• Excerpt to read:
---+---

Our strategy involves minimal trading. Trades are made for contributions and distributions once a year during
annual rebalancing. Beyond these, there is little to no trading. Trading tends to diminish returns through fees,
taxes, and performance chasing. We do as little trading as possible.
Long-term trading is designed to capture return and risk market rates. Due to its nature, the long-term
investment strategy can expose clients to various types of risk that will typically surface at various intervals
when the client owns the investments. These risks include but are not limited to inflation (purchasing power)
risk, interest rate risk, economic risk, market risk, and political/regulatory risk.
Investing in securities involves a risk of loss that you, as a client, should be prepared to bear.
C. Risks of Specific Securities Utilized
Clients should know the material risk of loss using any investment strategy. The investment types listed below
(leaving aside Treasury Inflation-Protected/Inflation-Linked Bonds) are not guaranteed or insured by the FDIC
or any other government agency.

---+---

• Data records:
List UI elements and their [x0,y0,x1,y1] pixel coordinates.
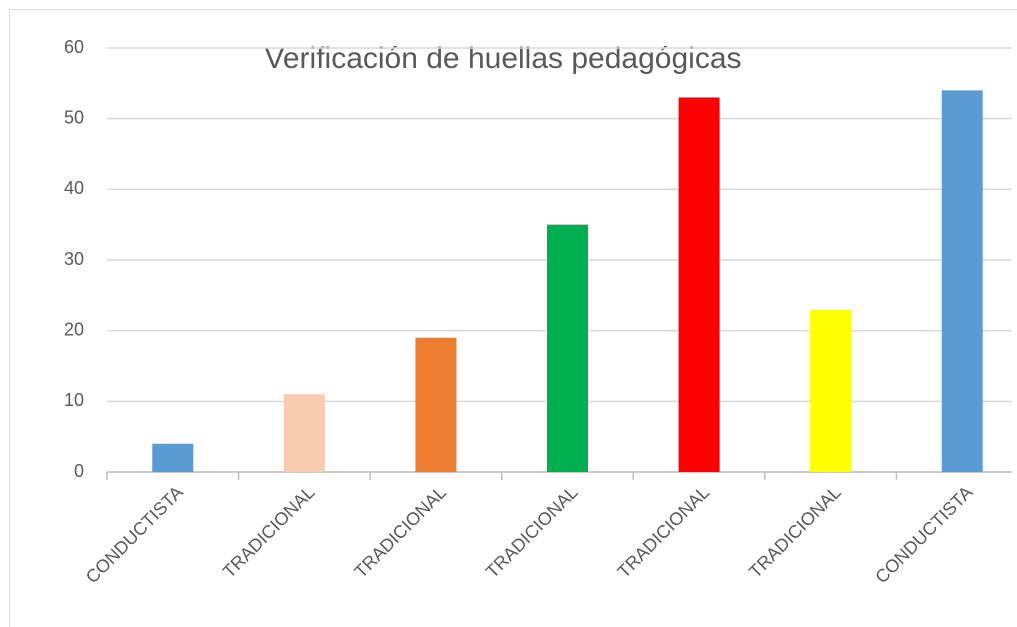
y-tick-label: 20 [64,319,84,339]
chart-title: Verificación de huellas pedagógicas [265,42,742,75]
y-tick-label: 60 [64,37,84,57]
y-tick-label: 0 [74,461,84,481]
y-tick-label: 10 [64,390,84,410]
bar [810,309,852,472]
bar [415,337,457,472]
bar [283,394,325,472]
y-tick-label: 50 [64,107,84,127]
bar [152,443,194,472]
bar [678,97,720,472]
chart-border [9,9,1017,627]
y-tick-label: 40 [64,178,84,198]
bar [547,224,588,472]
y-tick-label: 30 [64,249,84,269]
bar [941,90,983,473]
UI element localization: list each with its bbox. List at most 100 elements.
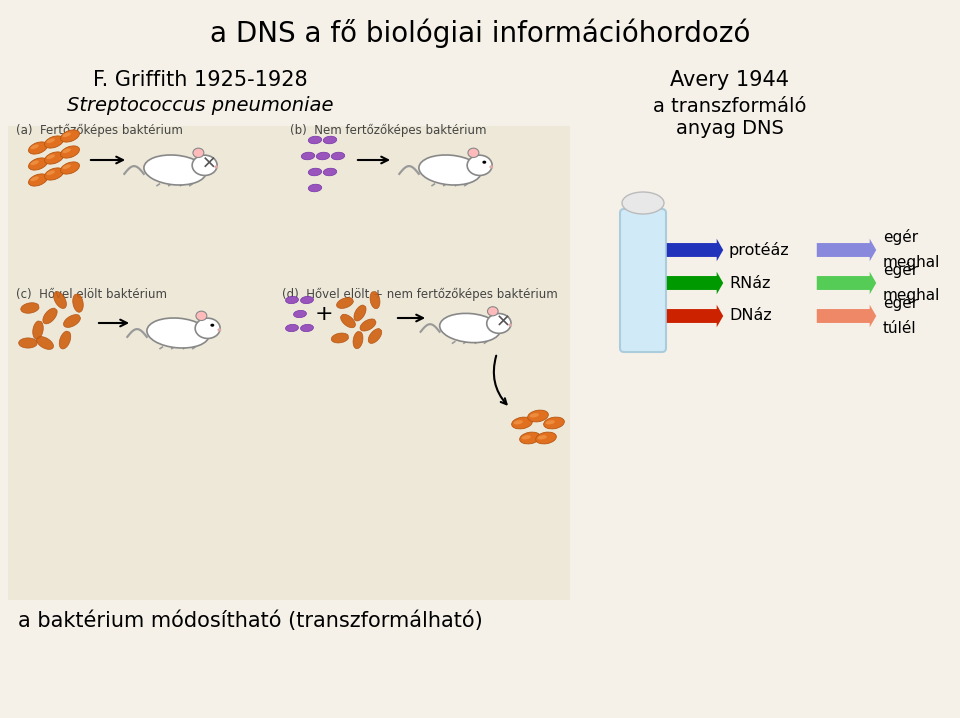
Ellipse shape [294, 310, 306, 317]
Ellipse shape [324, 136, 337, 144]
Polygon shape [54, 292, 66, 309]
Ellipse shape [192, 155, 217, 175]
Polygon shape [354, 305, 366, 321]
Ellipse shape [308, 136, 322, 144]
Polygon shape [36, 337, 54, 350]
Text: (b)  Nem fertőzőképes baktérium: (b) Nem fertőzőképes baktérium [290, 124, 487, 137]
Ellipse shape [308, 168, 322, 176]
Polygon shape [60, 331, 71, 349]
Text: Streptococcus pneumoniae: Streptococcus pneumoniae [67, 96, 333, 115]
Ellipse shape [46, 154, 55, 159]
Ellipse shape [482, 161, 487, 164]
Ellipse shape [31, 144, 38, 149]
FancyBboxPatch shape [625, 251, 661, 345]
Polygon shape [18, 338, 36, 348]
Text: +: + [315, 304, 333, 324]
Polygon shape [370, 292, 380, 309]
Polygon shape [341, 314, 355, 327]
Ellipse shape [214, 165, 218, 169]
Text: (a)  Fertőzőképes baktérium: (a) Fertőzőképes baktérium [16, 124, 182, 137]
Ellipse shape [62, 132, 71, 137]
Ellipse shape [285, 325, 299, 332]
Ellipse shape [490, 165, 493, 169]
Text: protéáz: protéáz [729, 242, 790, 258]
Polygon shape [33, 321, 43, 339]
Ellipse shape [536, 432, 557, 444]
FancyBboxPatch shape [8, 126, 570, 600]
Polygon shape [63, 314, 81, 327]
Polygon shape [43, 308, 58, 324]
Polygon shape [353, 332, 363, 349]
Ellipse shape [514, 420, 523, 424]
Ellipse shape [487, 314, 511, 333]
Ellipse shape [545, 420, 555, 424]
Ellipse shape [300, 297, 314, 304]
Ellipse shape [210, 324, 214, 327]
Ellipse shape [44, 168, 63, 180]
Ellipse shape [468, 148, 479, 157]
Ellipse shape [144, 155, 206, 185]
Polygon shape [331, 333, 348, 343]
Text: egér: egér [883, 229, 918, 245]
Ellipse shape [543, 417, 564, 429]
Polygon shape [369, 329, 382, 343]
Ellipse shape [468, 155, 492, 175]
Polygon shape [21, 303, 39, 313]
Ellipse shape [301, 152, 315, 160]
Text: F. Griffith 1925-1928: F. Griffith 1925-1928 [93, 70, 307, 90]
Ellipse shape [193, 148, 204, 157]
Ellipse shape [46, 139, 55, 143]
Ellipse shape [217, 328, 222, 332]
Ellipse shape [530, 414, 539, 417]
Ellipse shape [509, 323, 513, 327]
Text: a baktérium módosítható (transzformálható): a baktérium módosítható (transzformálhat… [18, 610, 483, 630]
Ellipse shape [488, 307, 498, 316]
Text: Avery 1944: Avery 1944 [670, 70, 789, 90]
Ellipse shape [60, 162, 80, 174]
Polygon shape [337, 297, 353, 309]
Ellipse shape [512, 417, 533, 429]
Ellipse shape [316, 152, 329, 160]
Ellipse shape [195, 318, 220, 338]
Text: (d)  Hővel elölt + nem fertőzőképes baktérium: (d) Hővel elölt + nem fertőzőképes bakté… [282, 288, 558, 301]
Ellipse shape [419, 155, 481, 185]
Ellipse shape [147, 318, 209, 348]
Polygon shape [360, 319, 376, 331]
Polygon shape [73, 294, 84, 312]
Ellipse shape [331, 152, 345, 160]
Ellipse shape [521, 435, 531, 439]
Text: a DNS a fő biológiai információhordozó: a DNS a fő biológiai információhordozó [210, 18, 750, 47]
Ellipse shape [62, 149, 71, 153]
Text: a transzformáló
anyag DNS: a transzformáló anyag DNS [653, 97, 806, 138]
Ellipse shape [300, 325, 314, 332]
Ellipse shape [60, 130, 80, 142]
Text: DNáz: DNáz [729, 309, 772, 324]
Text: meghal: meghal [883, 255, 941, 270]
Ellipse shape [324, 168, 337, 176]
Ellipse shape [46, 170, 55, 175]
FancyBboxPatch shape [620, 209, 666, 352]
Ellipse shape [60, 146, 80, 158]
Text: túlél: túlél [883, 321, 917, 336]
Ellipse shape [29, 174, 47, 186]
Ellipse shape [29, 142, 47, 154]
Text: egér: egér [883, 262, 918, 278]
Text: (c)  Hővel elölt baktérium: (c) Hővel elölt baktérium [16, 288, 167, 301]
Ellipse shape [31, 160, 38, 165]
Text: RNáz: RNáz [729, 276, 771, 291]
Text: egér: egér [883, 295, 918, 311]
Ellipse shape [196, 311, 206, 320]
Ellipse shape [440, 313, 500, 342]
Ellipse shape [31, 177, 38, 181]
Ellipse shape [29, 158, 47, 170]
Ellipse shape [519, 432, 540, 444]
Ellipse shape [528, 410, 548, 422]
Text: meghal: meghal [883, 288, 941, 303]
Ellipse shape [62, 164, 71, 169]
Ellipse shape [44, 136, 63, 148]
Ellipse shape [622, 192, 664, 214]
Ellipse shape [44, 152, 63, 164]
Ellipse shape [285, 297, 299, 304]
Ellipse shape [538, 435, 547, 439]
Ellipse shape [308, 185, 322, 192]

---+---

• Tasks:
**A.** In the investment risk disclosure, when are trades made for contributions and distributions?
**B.** Translate this sentence from the investment risk disclosure into Spanish: "Investing in securities involves a risk of loss that you, as a client, should be prepared to bear."

• Exercise results:
**A.** Once a year, during annual rebalancing.

**B.** Invertir en valores implica un riesgo de pérdida que usted, como cliente, debe estar preparado para asumir.